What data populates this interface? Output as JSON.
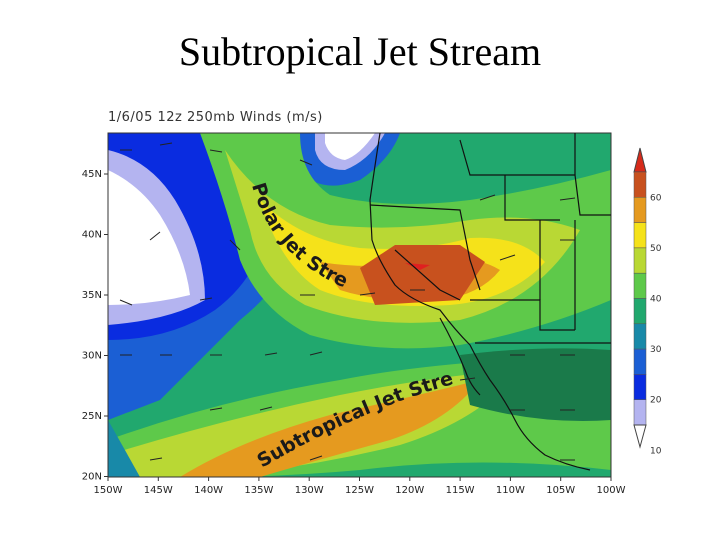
{
  "slide_title": "Subtropical Jet Stream",
  "map_title": "1/6/05 12z 250mb Winds (m/s)",
  "lat_labels": [
    "45N",
    "40N",
    "35N",
    "30N",
    "25N",
    "20N"
  ],
  "lon_labels": [
    "150W",
    "145W",
    "140W",
    "135W",
    "130W",
    "125W",
    "120W",
    "115W",
    "110W",
    "105W",
    "100W"
  ],
  "colorbar": {
    "labels": [
      "60",
      "50",
      "40",
      "30",
      "20",
      "10"
    ],
    "colors": [
      "#c8511e",
      "#e59a1f",
      "#f5e21a",
      "#b9d834",
      "#5ec94a",
      "#21a86e",
      "#1889a8",
      "#1b5fd4",
      "#0a2ce0",
      "#b4b4f0"
    ],
    "top_arrow_color": "#d62a1a"
  },
  "annotations": {
    "polar_jet": "Polar Jet Stream",
    "subtropical_jet": "Subtropical Jet Stream"
  }
}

__________________________________________________

Exercise aim: Every line holding "Stream" should be copied out.

Reply:
  "slide_title": "Subtropical Jet Stream",
    "polar_jet": "Polar Jet Stream",
    "subtropical_jet": "Subtropical Jet Stream"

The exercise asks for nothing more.